**Short task:** Gather, from the data below, each line in which the word "fatalities" occurs.

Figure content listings
+++

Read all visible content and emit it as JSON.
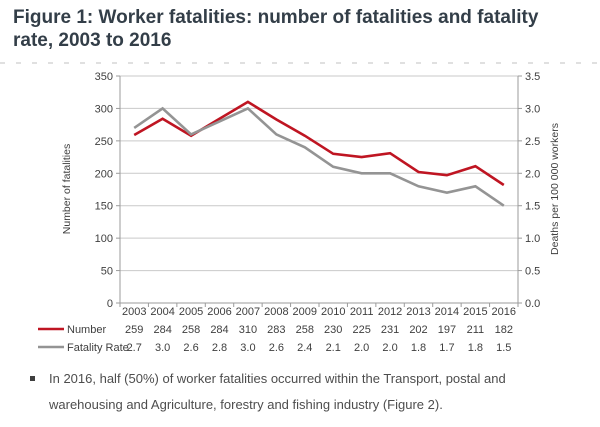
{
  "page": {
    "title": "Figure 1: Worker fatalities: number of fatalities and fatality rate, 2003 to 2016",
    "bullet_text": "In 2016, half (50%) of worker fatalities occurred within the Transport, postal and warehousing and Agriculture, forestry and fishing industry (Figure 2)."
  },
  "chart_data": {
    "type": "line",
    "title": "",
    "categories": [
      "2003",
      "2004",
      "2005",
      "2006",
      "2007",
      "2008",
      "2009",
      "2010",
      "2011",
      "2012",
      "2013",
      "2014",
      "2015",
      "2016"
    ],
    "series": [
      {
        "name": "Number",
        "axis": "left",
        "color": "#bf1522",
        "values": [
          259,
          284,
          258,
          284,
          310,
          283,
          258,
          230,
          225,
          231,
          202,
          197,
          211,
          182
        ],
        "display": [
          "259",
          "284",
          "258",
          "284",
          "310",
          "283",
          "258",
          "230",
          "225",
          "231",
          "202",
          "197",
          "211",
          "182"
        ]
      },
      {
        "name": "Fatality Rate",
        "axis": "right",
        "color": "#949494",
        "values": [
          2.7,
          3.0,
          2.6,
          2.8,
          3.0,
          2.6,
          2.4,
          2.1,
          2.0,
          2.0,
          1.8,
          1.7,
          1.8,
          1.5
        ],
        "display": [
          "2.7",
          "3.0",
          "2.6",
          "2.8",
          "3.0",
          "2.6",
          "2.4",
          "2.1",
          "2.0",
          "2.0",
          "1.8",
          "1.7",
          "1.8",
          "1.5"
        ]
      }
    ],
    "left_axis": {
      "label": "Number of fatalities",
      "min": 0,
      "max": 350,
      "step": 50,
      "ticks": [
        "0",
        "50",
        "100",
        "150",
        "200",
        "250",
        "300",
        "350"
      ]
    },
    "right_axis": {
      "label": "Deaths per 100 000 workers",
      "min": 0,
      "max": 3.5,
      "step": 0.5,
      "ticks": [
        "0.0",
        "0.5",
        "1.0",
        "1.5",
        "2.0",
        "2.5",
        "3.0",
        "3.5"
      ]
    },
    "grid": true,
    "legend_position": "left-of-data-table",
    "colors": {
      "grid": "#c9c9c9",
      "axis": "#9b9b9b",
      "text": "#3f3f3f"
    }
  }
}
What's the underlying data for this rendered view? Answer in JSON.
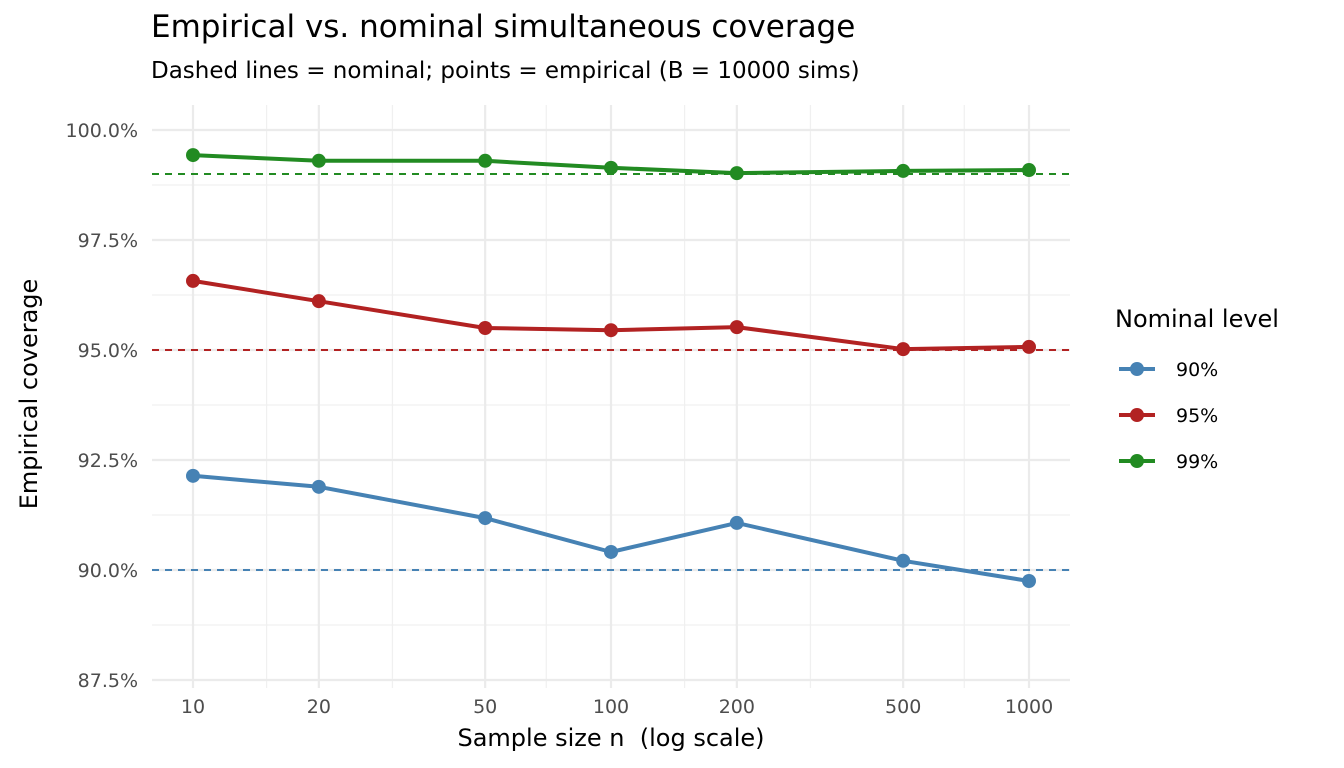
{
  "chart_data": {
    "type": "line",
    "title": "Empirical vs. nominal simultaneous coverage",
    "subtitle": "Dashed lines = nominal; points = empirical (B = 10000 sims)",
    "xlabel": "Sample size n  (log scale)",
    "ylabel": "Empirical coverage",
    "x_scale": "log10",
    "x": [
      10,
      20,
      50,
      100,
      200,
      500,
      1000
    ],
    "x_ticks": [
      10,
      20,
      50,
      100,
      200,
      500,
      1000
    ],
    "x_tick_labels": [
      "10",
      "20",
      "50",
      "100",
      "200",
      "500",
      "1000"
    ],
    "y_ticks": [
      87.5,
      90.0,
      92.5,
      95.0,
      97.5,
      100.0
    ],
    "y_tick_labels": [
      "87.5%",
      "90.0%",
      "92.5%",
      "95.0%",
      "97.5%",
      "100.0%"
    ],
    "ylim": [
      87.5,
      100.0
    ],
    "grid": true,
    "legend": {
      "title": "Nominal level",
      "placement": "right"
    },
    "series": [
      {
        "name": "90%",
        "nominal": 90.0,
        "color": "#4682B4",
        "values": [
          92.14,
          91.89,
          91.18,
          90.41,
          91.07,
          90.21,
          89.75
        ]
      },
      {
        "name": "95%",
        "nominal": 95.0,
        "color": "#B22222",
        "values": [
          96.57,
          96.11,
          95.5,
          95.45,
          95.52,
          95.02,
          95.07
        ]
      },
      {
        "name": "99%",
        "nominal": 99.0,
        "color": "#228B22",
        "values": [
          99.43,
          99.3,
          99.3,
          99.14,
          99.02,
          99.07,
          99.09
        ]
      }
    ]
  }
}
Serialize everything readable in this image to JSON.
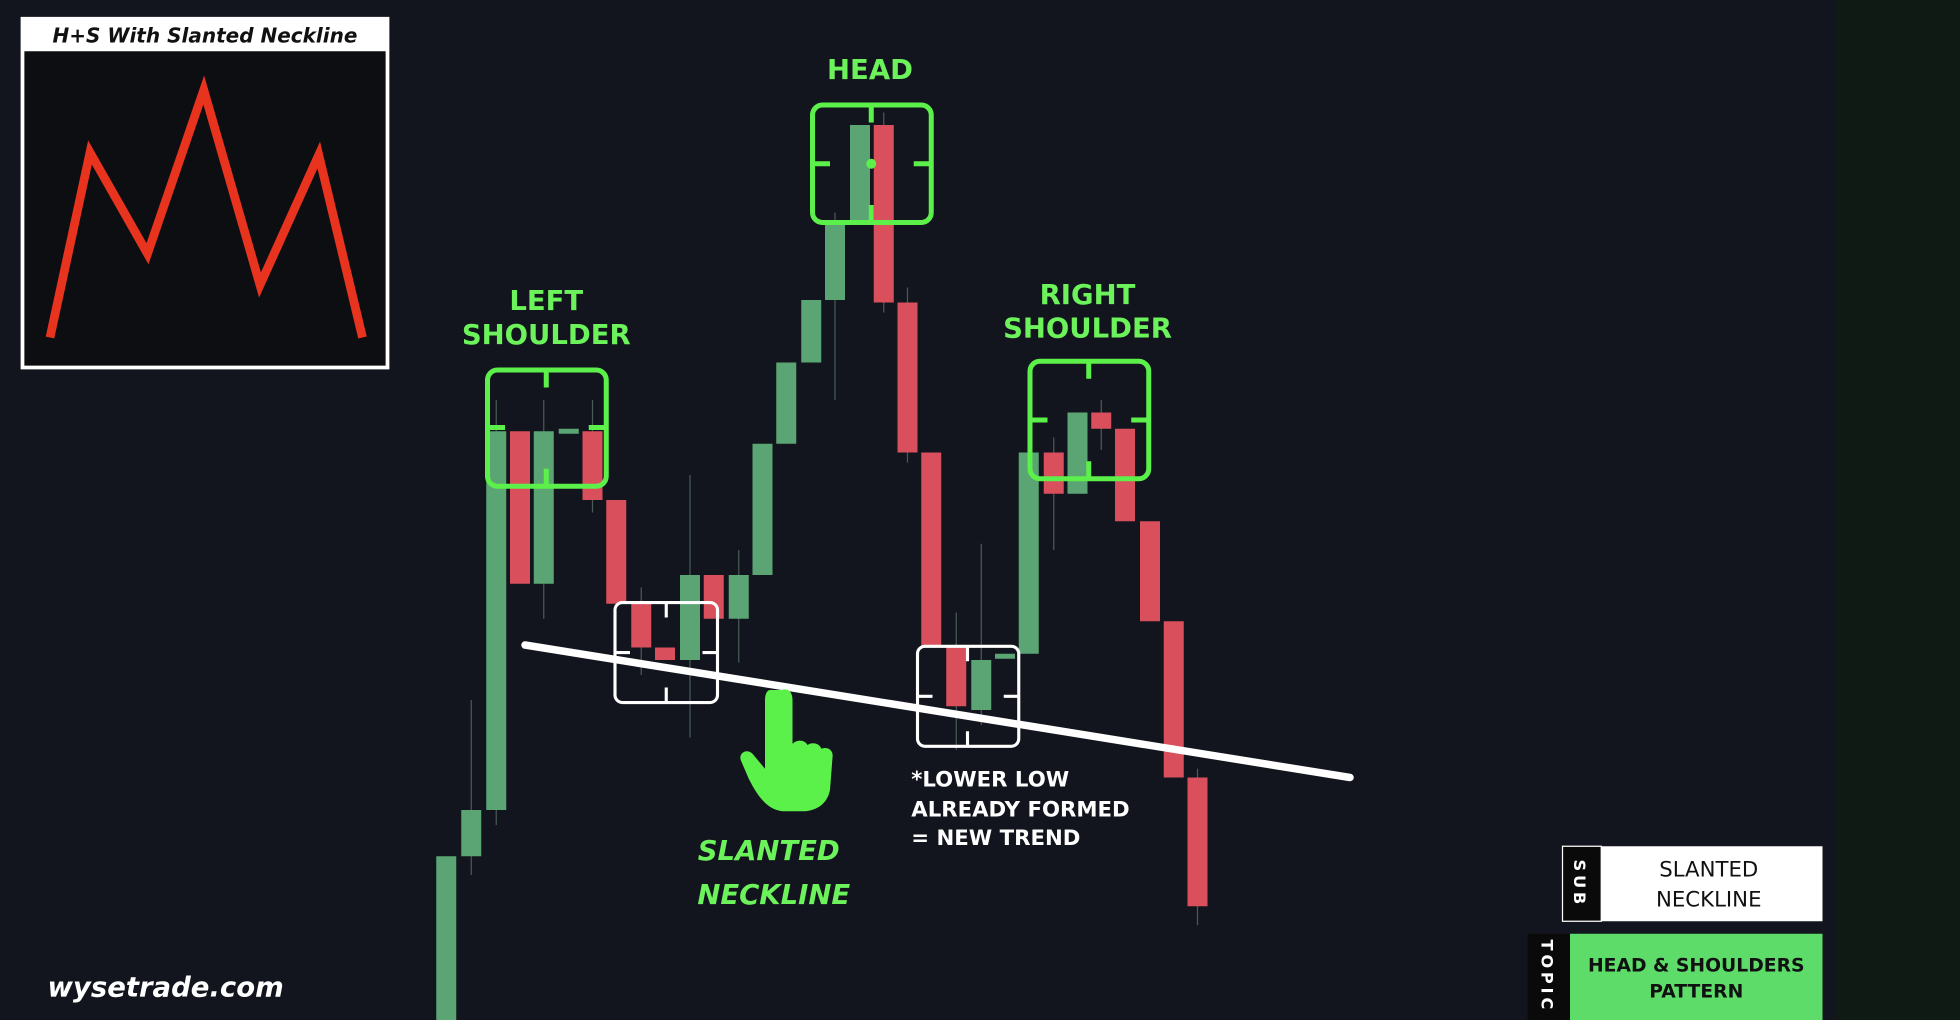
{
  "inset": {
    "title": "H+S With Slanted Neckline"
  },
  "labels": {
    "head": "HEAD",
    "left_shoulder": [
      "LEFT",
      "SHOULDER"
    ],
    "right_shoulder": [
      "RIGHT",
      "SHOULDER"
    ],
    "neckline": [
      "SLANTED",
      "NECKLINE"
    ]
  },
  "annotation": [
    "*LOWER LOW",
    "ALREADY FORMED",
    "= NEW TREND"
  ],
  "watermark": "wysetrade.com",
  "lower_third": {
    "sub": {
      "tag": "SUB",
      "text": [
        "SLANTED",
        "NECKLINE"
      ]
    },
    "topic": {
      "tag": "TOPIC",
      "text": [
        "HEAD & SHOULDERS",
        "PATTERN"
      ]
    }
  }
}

+++

**Problem solution:**
    "title": "Figure 1: Worker fatalities: number of fatalities and fatality rate, 2003 to 2016",
    "bullet_text": "In 2016, half (50%) of worker fatalities occurred within the Transport, postal and warehousing and Agriculture, forestry and fishing industry (Figure 2)."
      "label": "Number of fatalities",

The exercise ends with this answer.